• _TEXT SEGMENT_:
>>>

Tidy-TS Logo

Missing Data Handling

Handle null and undefined with replaceNull/replaceUndefined (replace with defaults) or removeNull/removeUndefined (drop rows with type inference). Stats options and examples included.

Null and Undefined Support
tidy-ts naturally supports null and undefined values

DataFrames can contain null and undefined values in any column. These are treated as missing data (NA) and handled appropriately by all operations.

import { createDataFrame } from "@tidy-ts/dataframe";

// DataFrames naturally support null and undefined values
const data = createDataFrame([
  { id: 1, name: "Alice", age: 25, score: 85 },
  { id: 2, name: null, age: 30, score: undefined },
  { id: 3, name: "Charlie", age: null, score: 92 },
]);

data.print("Data with null and undefined values:");
import { createDataFrame } from "@tidy-ts/dataframe";

// DataFrames naturally support null and undefined values
const data = createDataFrame([
  { id: 1, name: "Alice", age: 25, score: 85 },
  { id: 2, name: null, age: 30, score: undefined },
  { id: 3, name: "Charlie", age: null, score: 92 },
]);

data.print("Data with null and undefined values:");
Stats Functions Default Behavior
Statistical functions return null when NA values are present

By default, statistical functions like sum, mean, max, etc. return null when any NA values are present in the data. This preserves data integrity.

import { createDataFrame, stats as s } from "@tidy-ts/dataframe";

const data = createDataFrame([
  { id: 1, value: 10 },
  { id: 2, value: null },
  { id: 3, value: 20 },
  { id: 4, value: undefined },
]);

// By default, stats functions return null when NA values are present
const total = s.sum(data.value);
const average = s.mean(data.value);
const maximum = s.max(data.value);

console.log("Default behavior (with NA values):");
console.log("Sum:", total);        // null
console.log("Mean:", average);     // null  
console.log("Max:", maximum);      // null
import { createDataFrame, stats as s } from "@tidy-ts/dataframe";

const data = createDataFrame([
  { id: 1, value: 10 },
  { id: 2, value: null },
  { id: 3, value: 20 },
  { id: 4, value: undefined },
]);

// By default, stats functions return null when NA values are present
const total = s.sum(data.value);
const average = s.mean(data.value);
const maximum = s.max(data.value);

console.log("Default behavior (with NA values):");
console.log("Sum:", total);        // null
console.log("Mean:", average);     // null  
console.log("Max:", maximum);      // null
Using removeNull / removeUndefined Options
Ignore NA values in statistical calculations

Pass { removeNull: true, removeUndefined: true } to calculate statistics on only the valid (non-NA) values. This is useful when you want to analyze available data despite missing values.

<<<

• _RECORD EXTRACTS_:
>>>

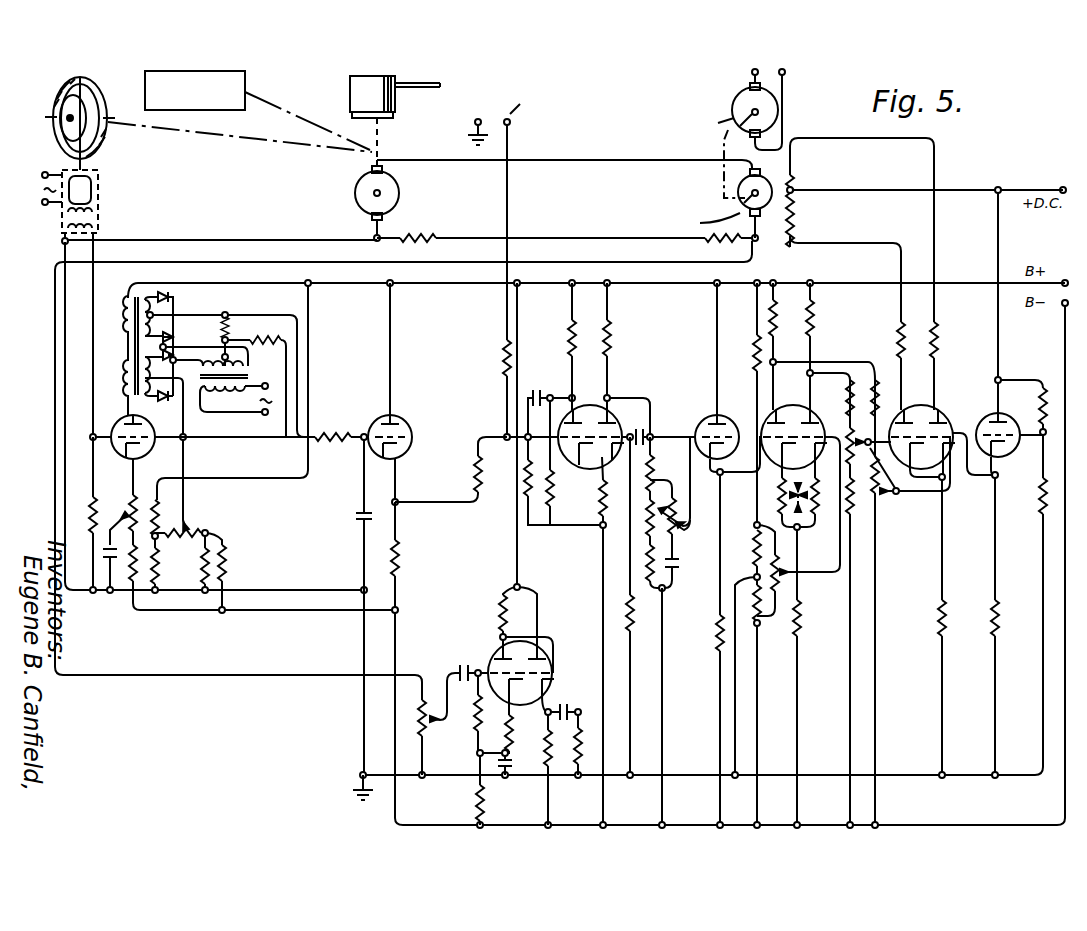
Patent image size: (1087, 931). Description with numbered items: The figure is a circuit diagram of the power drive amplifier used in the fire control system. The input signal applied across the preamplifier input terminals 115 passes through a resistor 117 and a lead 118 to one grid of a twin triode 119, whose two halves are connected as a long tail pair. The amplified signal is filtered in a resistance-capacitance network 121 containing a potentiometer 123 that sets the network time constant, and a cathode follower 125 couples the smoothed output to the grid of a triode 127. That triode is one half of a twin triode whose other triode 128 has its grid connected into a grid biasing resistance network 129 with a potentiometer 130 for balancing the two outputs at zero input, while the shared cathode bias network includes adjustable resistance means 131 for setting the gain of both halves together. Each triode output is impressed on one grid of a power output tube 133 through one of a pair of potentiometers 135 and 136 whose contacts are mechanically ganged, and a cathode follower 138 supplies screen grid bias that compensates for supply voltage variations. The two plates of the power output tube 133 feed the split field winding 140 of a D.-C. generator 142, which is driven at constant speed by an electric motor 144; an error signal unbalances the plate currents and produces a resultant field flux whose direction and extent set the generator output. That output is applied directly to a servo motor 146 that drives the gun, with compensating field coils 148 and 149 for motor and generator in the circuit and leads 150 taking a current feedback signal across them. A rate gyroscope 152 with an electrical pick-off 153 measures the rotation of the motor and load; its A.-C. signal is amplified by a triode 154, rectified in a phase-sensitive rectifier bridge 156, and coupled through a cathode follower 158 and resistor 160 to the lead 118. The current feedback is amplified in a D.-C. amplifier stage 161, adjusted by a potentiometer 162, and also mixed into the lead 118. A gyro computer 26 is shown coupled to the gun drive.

The rate gyroscope 152 is at (57, 112).
The electrical pick-off 153 is at (98, 217).
The gyro computer 26 is at (207, 110).
The potentiometer 135 is at (853, 428).
The servo motor 146 is at (358, 187).
The compensating field coil 148 is at (436, 244).
The compensating field coil 149 is at (705, 243).
The leads 150 is at (280, 244).
The D.-C. generator 142 is at (770, 214).
The split field winding 140 is at (799, 195).
The electric motor 144 is at (742, 98).
The preamplifier input terminals 115 is at (498, 109).
The resistor 117 is at (500, 358).
The lead 118 is at (480, 482).
The resistor 160 is at (484, 489).
The twin triode 119 is at (590, 414).
The resistance-capacitance network 121 is at (705, 555).
The potentiometer 123 is at (668, 505).
The cathode follower 125 is at (727, 418).
The triode 127 is at (779, 416).
The triode 128 is at (813, 416).
The grid biasing resistance network 129 is at (750, 559).
The potentiometer 130 is at (795, 525).
The adjustable resistance means 131 is at (828, 551).
The power output tube 133 is at (917, 416).
The potentiometer 136 is at (879, 496).
The cathode follower 138 is at (988, 417).
The triode 154 is at (150, 447).
The phase-sensitive rectifier bridge 156 is at (212, 338).
The cathode follower 158 is at (404, 452).
The D.-C. amplifier stage 161 is at (575, 700).
The potentiometer 162 is at (427, 730).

<<<

• _WHAT NEEDS TO BE DONE_: Carry on the tidy-ts page on missing data from its last sentence. The material has nothing to do with the tidy-ts page on missing data.

• _TASK OUTPUT_:
import { createDataFrame, stats as s } from "@tidy-ts/dataframe";

const data = createDataFrame([
  { id: 1, value: 10 },
  { id: 2, value: null },
  { id: 3, value: 20 },
  { id: 4, value: undefined },
]);

// Use removeNull and removeUndefined to ignore null and undefined values
const total = s.sum(data.value, { removeNull: true, removeUndefined: true });
const average = s.mean(data.value, { removeNull: true, removeUndefined: true });
const maximum = s.max(data.value, { removeNull: true, removeUndefined: true });

console.log("With removeNull/removeUndefined: true:");
console.log("Sum:", total);        // 30 (10 + 20)
console.log("Mean:", average);     // 15 ((10 + 20) / 2)
console.log("Max:", maximum);      // 20
import { createDataFrame, stats as s } from "@tidy-ts/dataframe";

const data = createDataFrame([
  { id: 1, value: 10 },
  { id: 2, value: null },
  { id: 3, value: 20 },
  { id: 4, value: undefined },
]);

// Use removeNull and removeUndefined to ignore null and undefined values
const total = s.sum(data.value, { removeNull: true, removeUndefined: true });
const average = s.mean(data.value, { removeNull: true, removeUndefined: true });
const maximum = s.max(data.value, { removeNull: true, removeUndefined: true });

console.log("With removeNull/removeUndefined: true:");
console.log("Sum:", total);        // 30 (10 + 20)
console.log("Mean:", average);     // 15 ((10 + 20) / 2)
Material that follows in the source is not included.